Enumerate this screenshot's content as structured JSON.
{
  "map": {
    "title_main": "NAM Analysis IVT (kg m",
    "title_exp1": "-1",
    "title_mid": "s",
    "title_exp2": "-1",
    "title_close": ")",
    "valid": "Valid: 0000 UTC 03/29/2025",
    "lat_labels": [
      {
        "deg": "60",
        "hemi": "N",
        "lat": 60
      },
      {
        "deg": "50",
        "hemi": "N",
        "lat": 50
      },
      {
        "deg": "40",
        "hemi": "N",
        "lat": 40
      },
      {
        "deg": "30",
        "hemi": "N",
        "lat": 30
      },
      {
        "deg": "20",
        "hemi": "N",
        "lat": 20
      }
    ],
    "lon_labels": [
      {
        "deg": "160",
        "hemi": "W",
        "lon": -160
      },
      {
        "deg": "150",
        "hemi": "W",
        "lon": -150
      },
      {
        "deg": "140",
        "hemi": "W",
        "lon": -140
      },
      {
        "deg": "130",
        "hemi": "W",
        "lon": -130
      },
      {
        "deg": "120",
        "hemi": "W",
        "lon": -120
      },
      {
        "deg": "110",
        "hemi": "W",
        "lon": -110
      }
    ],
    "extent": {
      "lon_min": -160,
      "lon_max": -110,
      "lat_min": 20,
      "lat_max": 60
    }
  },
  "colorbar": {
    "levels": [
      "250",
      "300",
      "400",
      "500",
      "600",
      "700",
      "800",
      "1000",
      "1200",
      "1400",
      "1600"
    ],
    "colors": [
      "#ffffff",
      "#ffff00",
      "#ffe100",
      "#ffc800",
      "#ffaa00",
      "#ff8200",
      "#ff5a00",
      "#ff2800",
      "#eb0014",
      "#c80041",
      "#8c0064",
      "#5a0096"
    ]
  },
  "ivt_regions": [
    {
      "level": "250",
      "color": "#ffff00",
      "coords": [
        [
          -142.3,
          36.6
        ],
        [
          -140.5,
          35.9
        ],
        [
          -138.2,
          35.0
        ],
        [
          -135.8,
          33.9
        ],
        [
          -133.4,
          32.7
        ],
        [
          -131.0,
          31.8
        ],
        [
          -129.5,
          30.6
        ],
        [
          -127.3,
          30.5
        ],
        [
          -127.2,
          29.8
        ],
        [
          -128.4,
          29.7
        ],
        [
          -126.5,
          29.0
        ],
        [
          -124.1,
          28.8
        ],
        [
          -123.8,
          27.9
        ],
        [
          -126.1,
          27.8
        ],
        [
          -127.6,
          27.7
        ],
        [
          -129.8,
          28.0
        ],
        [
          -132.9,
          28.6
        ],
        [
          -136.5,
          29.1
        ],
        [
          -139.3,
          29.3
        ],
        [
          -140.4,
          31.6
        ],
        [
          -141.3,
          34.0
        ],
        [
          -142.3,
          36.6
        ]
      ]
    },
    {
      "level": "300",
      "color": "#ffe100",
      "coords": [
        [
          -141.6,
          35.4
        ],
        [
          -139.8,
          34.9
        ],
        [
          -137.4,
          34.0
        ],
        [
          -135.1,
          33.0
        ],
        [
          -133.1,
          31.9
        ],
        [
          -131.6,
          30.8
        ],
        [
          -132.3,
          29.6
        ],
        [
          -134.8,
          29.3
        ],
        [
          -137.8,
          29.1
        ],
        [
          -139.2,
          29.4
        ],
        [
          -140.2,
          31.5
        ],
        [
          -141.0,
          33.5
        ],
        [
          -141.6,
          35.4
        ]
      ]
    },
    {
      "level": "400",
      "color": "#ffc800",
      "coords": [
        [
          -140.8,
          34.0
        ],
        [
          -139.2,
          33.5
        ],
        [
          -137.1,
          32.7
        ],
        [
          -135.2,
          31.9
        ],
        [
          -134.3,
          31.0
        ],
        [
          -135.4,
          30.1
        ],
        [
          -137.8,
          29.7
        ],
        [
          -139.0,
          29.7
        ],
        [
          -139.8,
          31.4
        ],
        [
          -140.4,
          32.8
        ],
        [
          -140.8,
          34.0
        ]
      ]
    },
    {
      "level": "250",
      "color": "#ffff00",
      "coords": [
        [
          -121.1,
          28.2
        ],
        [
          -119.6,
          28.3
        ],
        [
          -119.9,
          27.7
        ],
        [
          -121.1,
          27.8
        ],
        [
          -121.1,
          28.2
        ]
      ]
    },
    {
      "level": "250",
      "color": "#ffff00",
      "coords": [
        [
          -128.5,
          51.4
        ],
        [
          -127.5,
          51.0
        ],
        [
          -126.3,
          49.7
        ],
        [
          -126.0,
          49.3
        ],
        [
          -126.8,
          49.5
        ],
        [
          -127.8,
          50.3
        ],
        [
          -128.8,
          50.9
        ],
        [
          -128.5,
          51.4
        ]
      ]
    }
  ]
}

Written request:
Transcribe all of the lines in the records precisely.

Task solution:
Enumerate this screenshot's content as structured JSON.
{
  "map": {
    "title_main": "NAM Analysis IVT (kg m",
    "title_exp1": "-1",
    "title_mid": "s",
    "title_exp2": "-1",
    "title_close": ")",
    "valid": "Valid: 0000 UTC 03/29/2025",
    "lat_labels": [
      {
        "deg": "60",
        "hemi": "N",
        "lat": 60
      },
      {
        "deg": "50",
        "hemi": "N",
        "lat": 50
      },
      {
        "deg": "40",
        "hemi": "N",
        "lat": 40
      },
      {
        "deg": "30",
        "hemi": "N",
        "lat": 30
      },
      {
        "deg": "20",
        "hemi": "N",
        "lat": 20
      }
    ],
    "lon_labels": [
      {
        "deg": "160",
        "hemi": "W",
        "lon": -160
      },
      {
        "deg": "150",
        "hemi": "W",
        "lon": -150
      },
      {
        "deg": "140",
        "hemi": "W",
        "lon": -140
      },
      {
        "deg": "130",
        "hemi": "W",
        "lon": -130
      },
      {
        "deg": "120",
        "hemi": "W",
        "lon": -120
      },
      {
        "deg": "110",
        "hemi": "W",
        "lon": -110
      }
    ],
    "extent": {
      "lon_min": -160,
      "lon_max": -110,
      "lat_min": 20,
      "lat_max": 60
    }
  },
  "colorbar": {
    "levels": [
      "250",
      "300",
      "400",
      "500",
      "600",
      "700",
      "800",
      "1000",
      "1200",
      "1400",
      "1600"
    ],
    "colors": [
      "#ffffff",
      "#ffff00",
      "#ffe100",
      "#ffc800",
      "#ffaa00",
      "#ff8200",
      "#ff5a00",
      "#ff2800",
      "#eb0014",
      "#c80041",
      "#8c0064",
      "#5a0096"
    ]
  },
  "ivt_regions": [
    {
      "level": "250",
      "color": "#ffff00",
      "coords": [
        [
          -142.3,
          36.6
        ],
        [
          -140.5,
          35.9
        ],
        [
          -138.2,
          35.0
        ],
        [
          -135.8,
          33.9
        ],
        [
          -133.4,
          32.7
        ],
        [
          -131.0,
          31.8
        ],
        [
          -129.5,
          30.6
        ],
        [
          -127.3,
          30.5
        ],
        [
          -127.2,
          29.8
        ],
        [
          -128.4,
          29.7
        ],
        [
          -126.5,
          29.0
        ],
        [
          -124.1,
          28.8
        ],
        [
          -123.8,
          27.9
        ],
        [
          -126.1,
          27.8
        ],
        [
          -127.6,
          27.7
        ],
        [
          -129.8,
          28.0
        ],
        [
          -132.9,
          28.6
        ],
        [
          -136.5,
          29.1
        ],
        [
          -139.3,
          29.3
        ],
        [
          -140.4,
          31.6
        ],
        [
          -141.3,
          34.0
        ],
        [
          -142.3,
          36.6
        ]
      ]
    },
    {
      "level": "300",
      "color": "#ffe100",
      "coords": [
        [
          -141.6,
          35.4
        ],
        [
          -139.8,
          34.9
        ],
        [
          -137.4,
          34.0
        ],
        [
          -135.1,
          33.0
        ],
        [
          -133.1,
          31.9
        ],
        [
          -131.6,
          30.8
        ],
        [
          -132.3,
          29.6
        ],
        [
          -134.8,
          29.3
        ],
        [
          -137.8,
          29.1
        ],
        [
          -139.2,
          29.4
        ],
        [
          -140.2,
          31.5
        ],
        [
          -141.0,
          33.5
        ],
        [
          -141.6,
          35.4
        ]
      ]
    },
    {
      "level": "400",
      "color": "#ffc800",
      "coords": [
        [
          -140.8,
          34.0
        ],
        [
          -139.2,
          33.5
        ],
        [
          -137.1,
          32.7
        ],
        [
          -135.2,
          31.9
        ],
        [
          -134.3,
          31.0
        ],
        [
          -135.4,
          30.1
        ],
        [
          -137.8,
          29.7
        ],
        [
          -139.0,
          29.7
        ],
        [
          -139.8,
          31.4
        ],
        [
          -140.4,
          32.8
        ],
        [
          -140.8,
          34.0
        ]
      ]
    },
    {
      "level": "250",
      "color": "#ffff00",
      "coords": [
        [
          -121.1,
          28.2
        ],
        [
          -119.6,
          28.3
        ],
        [
          -119.9,
          27.7
        ],
        [
          -121.1,
          27.8
        ],
        [
          -121.1,
          28.2
        ]
      ]
    },
    {
      "level": "250",
      "color": "#ffff00",
      "coords": [
        [
          -128.5,
          51.4
        ],
        [
          -127.5,
          51.0
        ],
        [
          -126.3,
          49.7
        ],
        [
          -126.0,
          49.3
        ],
        [
          -126.8,
          49.5
        ],
        [
          -127.8,
          50.3
        ],
        [
          -128.8,
          50.9
        ],
        [
          -128.5,
          51.4
        ]
      ]
    }
  ]
}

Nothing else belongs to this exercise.